Copy each line exactly. Drop every picture.

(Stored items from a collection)
******************************

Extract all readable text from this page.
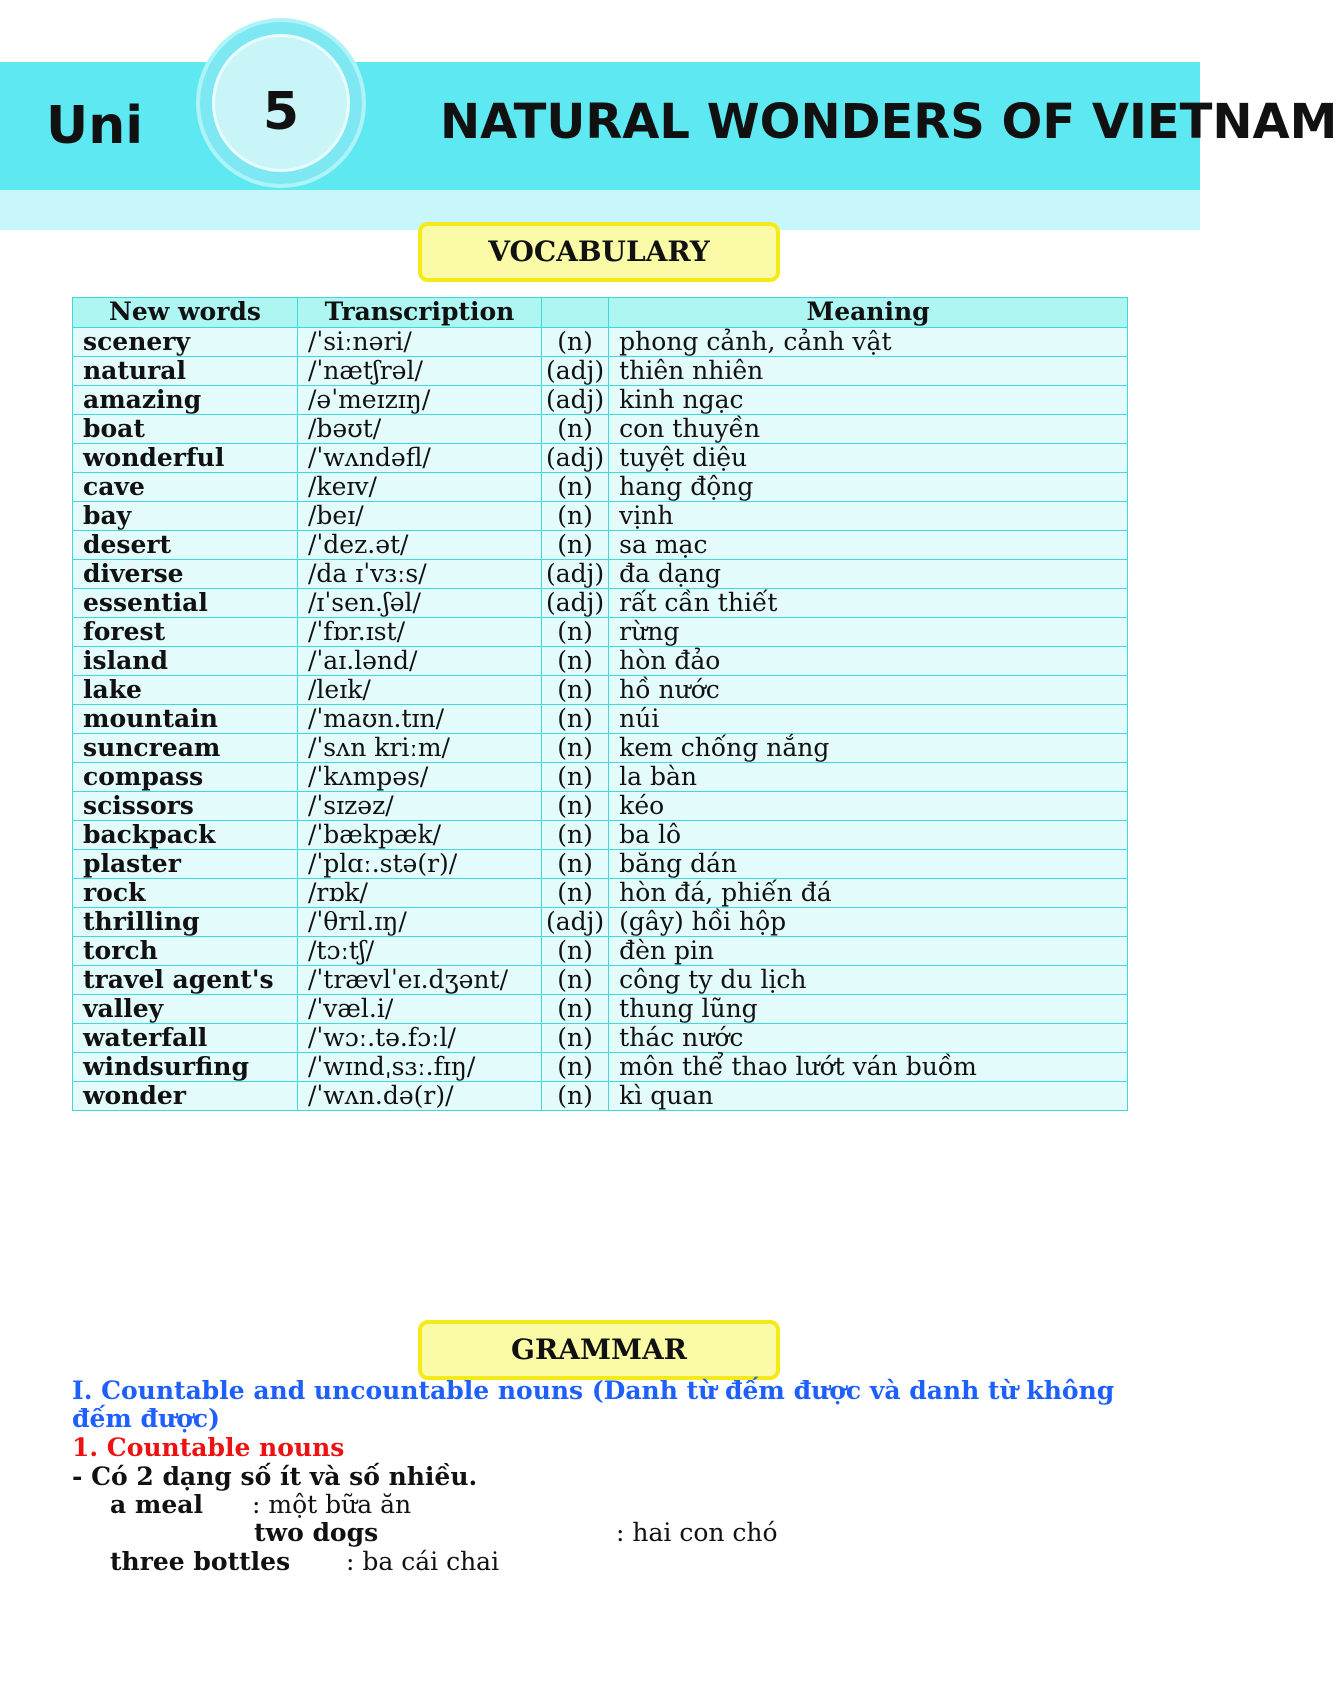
Uni	5	NATURAL WONDERS OF VIETNAM
VOCABULARY
New words	Transcription		Meaning
scenery	/ˈsiːnəri/	(n)	phong cảnh, cảnh vật
natural	/ˈnætʃrəl/	(adj)	thiên nhiên
amazing	/əˈmeɪzɪŋ/	(adj)	kinh ngạc
boat	/bəʊt/	(n)	con thuyền
wonderful	/ˈwʌndəfl/	(adj)	tuyệt diệu
cave	/keɪv/	(n)	hang động
bay	/beɪ/	(n)	vịnh
desert	/ˈdez.ət/	(n)	sa mạc
diverse	/da ɪˈvɜːs/	(adj)	đa dạng
essential	/ɪˈsen.ʃəl/	(adj)	rất cần thiết
forest	/ˈfɒr.ɪst/	(n)	rừng
island	/ˈaɪ.lənd/	(n)	hòn đảo
lake	/leɪk/	(n)	hồ nước
mountain	/ˈmaʊn.tɪn/	(n)	núi
suncream	/ˈsʌn kriːm/	(n)	kem chống nắng
compass	/ˈkʌmpəs/	(n)	la bàn
scissors	/ˈsɪzəz/	(n)	kéo
backpack	/ˈbækpæk/	(n)	ba lô
plaster	/ˈplɑː.stə(r)/	(n)	băng dán
rock	/rɒk/	(n)	hòn đá, phiến đá
thrilling	/ˈθrɪl.ɪŋ/	(adj)	(gây) hồi hộp
torch	/tɔːtʃ/	(n)	đèn pin
travel agent's	/ˈtrævlˈeɪ.dʒənt/	(n)	công ty du lịch
valley	/ˈvæl.i/	(n)	thung lũng
waterfall	/ˈwɔː.tə.fɔːl/	(n)	thác nước
windsurfing	/ˈwɪndˌsɜː.fɪŋ/	(n)	môn thể thao lướt ván buồm
wonder	/ˈwʌn.də(r)/	(n)	kì quan
GRAMMAR
I. Countable and uncountable nouns (Danh từ đếm được và danh từ không
đếm được)
1. Countable nouns
- Có 2 dạng số ít và số nhiều.
a meal : một bữa ăn
two dogs	: hai con chó
three bottles : ba cái chai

******************************

→ **Response to the task**
Extract all readable text from this page.
Uni	5	NATURAL WONDERS OF VIETNAM
VOCABULARY
New words	Transcription		Meaning
scenery	/ˈsiːnəri/	(n)	phong cảnh, cảnh vật
natural	/ˈnætʃrəl/	(adj)	thiên nhiên
amazing	/əˈmeɪzɪŋ/	(adj)	kinh ngạc
boat	/bəʊt/	(n)	con thuyền
wonderful	/ˈwʌndəfl/	(adj)	tuyệt diệu
cave	/keɪv/	(n)	hang động
bay	/beɪ/	(n)	vịnh
desert	/ˈdez.ət/	(n)	sa mạc
diverse	/da ɪˈvɜːs/	(adj)	đa dạng
essential	/ɪˈsen.ʃəl/	(adj)	rất cần thiết
forest	/ˈfɒr.ɪst/	(n)	rừng
island	/ˈaɪ.lənd/	(n)	hòn đảo
lake	/leɪk/	(n)	hồ nước
mountain	/ˈmaʊn.tɪn/	(n)	núi
suncream	/ˈsʌn kriːm/	(n)	kem chống nắng
compass	/ˈkʌmpəs/	(n)	la bàn
scissors	/ˈsɪzəz/	(n)	kéo
backpack	/ˈbækpæk/	(n)	ba lô
plaster	/ˈplɑː.stə(r)/	(n)	băng dán
rock	/rɒk/	(n)	hòn đá, phiến đá
thrilling	/ˈθrɪl.ɪŋ/	(adj)	(gây) hồi hộp
torch	/tɔːtʃ/	(n)	đèn pin
travel agent's	/ˈtrævlˈeɪ.dʒənt/	(n)	công ty du lịch
valley	/ˈvæl.i/	(n)	thung lũng
waterfall	/ˈwɔː.tə.fɔːl/	(n)	thác nước
windsurfing	/ˈwɪndˌsɜː.fɪŋ/	(n)	môn thể thao lướt ván buồm
wonder	/ˈwʌn.də(r)/	(n)	kì quan
GRAMMAR
I. Countable and uncountable nouns (Danh từ đếm được và danh từ không
đếm được)
1. Countable nouns
- Có 2 dạng số ít và số nhiều.
a meal : một bữa ăn
two dogs	: hai con chó
three bottles : ba cái chai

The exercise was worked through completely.